▶ _Supplied records_:
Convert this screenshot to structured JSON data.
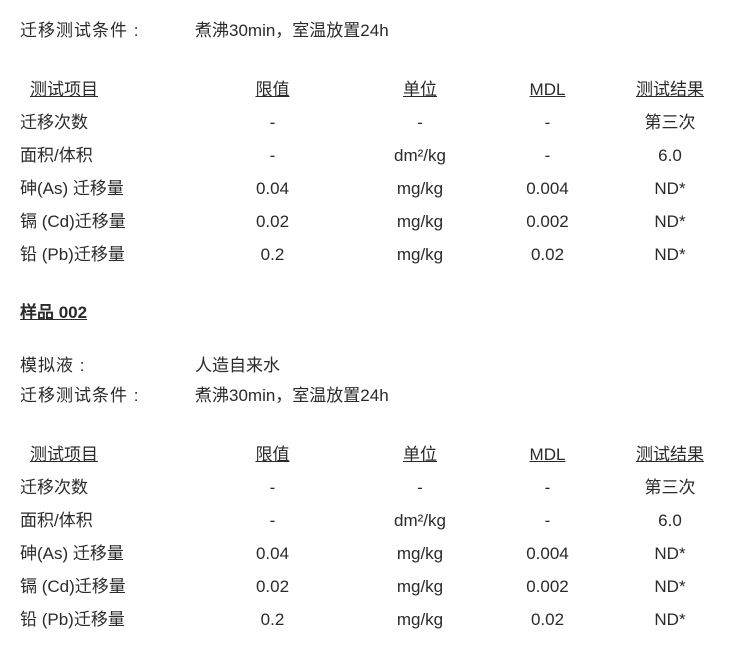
{
  "section1": {
    "condition_label": "迁移测试条件 :",
    "condition_value": "煮沸30min，室温放置24h",
    "headers": {
      "col1": "测试项目",
      "col2": "限值",
      "col3": "单位",
      "col4": "MDL",
      "col5": "测试结果"
    },
    "rows": [
      {
        "c1": "迁移次数",
        "c2": "-",
        "c3": "-",
        "c4": "-",
        "c5": "第三次"
      },
      {
        "c1": "面积/体积",
        "c2": "-",
        "c3": "dm²/kg",
        "c4": "-",
        "c5": "6.0"
      },
      {
        "c1": "砷(As) 迁移量",
        "c2": "0.04",
        "c3": "mg/kg",
        "c4": "0.004",
        "c5": "ND*"
      },
      {
        "c1": "镉 (Cd)迁移量",
        "c2": "0.02",
        "c3": "mg/kg",
        "c4": "0.002",
        "c5": "ND*"
      },
      {
        "c1": "铅 (Pb)迁移量",
        "c2": "0.2",
        "c3": "mg/kg",
        "c4": "0.02",
        "c5": "ND*"
      }
    ]
  },
  "sample_title": "样品 002",
  "section2": {
    "simulant_label": "模拟液 :",
    "simulant_value": "人造自来水",
    "condition_label": "迁移测试条件 :",
    "condition_value": "煮沸30min，室温放置24h",
    "headers": {
      "col1": "测试项目",
      "col2": "限值",
      "col3": "单位",
      "col4": "MDL",
      "col5": "测试结果"
    },
    "rows": [
      {
        "c1": "迁移次数",
        "c2": "-",
        "c3": "-",
        "c4": "-",
        "c5": "第三次"
      },
      {
        "c1": "面积/体积",
        "c2": "-",
        "c3": "dm²/kg",
        "c4": "-",
        "c5": "6.0"
      },
      {
        "c1": "砷(As) 迁移量",
        "c2": "0.04",
        "c3": "mg/kg",
        "c4": "0.004",
        "c5": "ND*"
      },
      {
        "c1": "镉 (Cd)迁移量",
        "c2": "0.02",
        "c3": "mg/kg",
        "c4": "0.002",
        "c5": "ND*"
      },
      {
        "c1": "铅 (Pb)迁移量",
        "c2": "0.2",
        "c3": "mg/kg",
        "c4": "0.02",
        "c5": "ND*"
      }
    ]
  }
}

▶ _Problem statement_:
Reproduce each entry precisely. Leave the pictures out.

▶ _Result_:
Convert this screenshot to structured JSON data.
{
  "section1": {
    "condition_label": "迁移测试条件 :",
    "condition_value": "煮沸30min，室温放置24h",
    "headers": {
      "col1": "测试项目",
      "col2": "限值",
      "col3": "单位",
      "col4": "MDL",
      "col5": "测试结果"
    },
    "rows": [
      {
        "c1": "迁移次数",
        "c2": "-",
        "c3": "-",
        "c4": "-",
        "c5": "第三次"
      },
      {
        "c1": "面积/体积",
        "c2": "-",
        "c3": "dm²/kg",
        "c4": "-",
        "c5": "6.0"
      },
      {
        "c1": "砷(As) 迁移量",
        "c2": "0.04",
        "c3": "mg/kg",
        "c4": "0.004",
        "c5": "ND*"
      },
      {
        "c1": "镉 (Cd)迁移量",
        "c2": "0.02",
        "c3": "mg/kg",
        "c4": "0.002",
        "c5": "ND*"
      },
      {
        "c1": "铅 (Pb)迁移量",
        "c2": "0.2",
        "c3": "mg/kg",
        "c4": "0.02",
        "c5": "ND*"
      }
    ]
  },
  "sample_title": "样品 002",
  "section2": {
    "simulant_label": "模拟液 :",
    "simulant_value": "人造自来水",
    "condition_label": "迁移测试条件 :",
    "condition_value": "煮沸30min，室温放置24h",
    "headers": {
      "col1": "测试项目",
      "col2": "限值",
      "col3": "单位",
      "col4": "MDL",
      "col5": "测试结果"
    },
    "rows": [
      {
        "c1": "迁移次数",
        "c2": "-",
        "c3": "-",
        "c4": "-",
        "c5": "第三次"
      },
      {
        "c1": "面积/体积",
        "c2": "-",
        "c3": "dm²/kg",
        "c4": "-",
        "c5": "6.0"
      },
      {
        "c1": "砷(As) 迁移量",
        "c2": "0.04",
        "c3": "mg/kg",
        "c4": "0.004",
        "c5": "ND*"
      },
      {
        "c1": "镉 (Cd)迁移量",
        "c2": "0.02",
        "c3": "mg/kg",
        "c4": "0.002",
        "c5": "ND*"
      },
      {
        "c1": "铅 (Pb)迁移量",
        "c2": "0.2",
        "c3": "mg/kg",
        "c4": "0.02",
        "c5": "ND*"
      }
    ]
  }
}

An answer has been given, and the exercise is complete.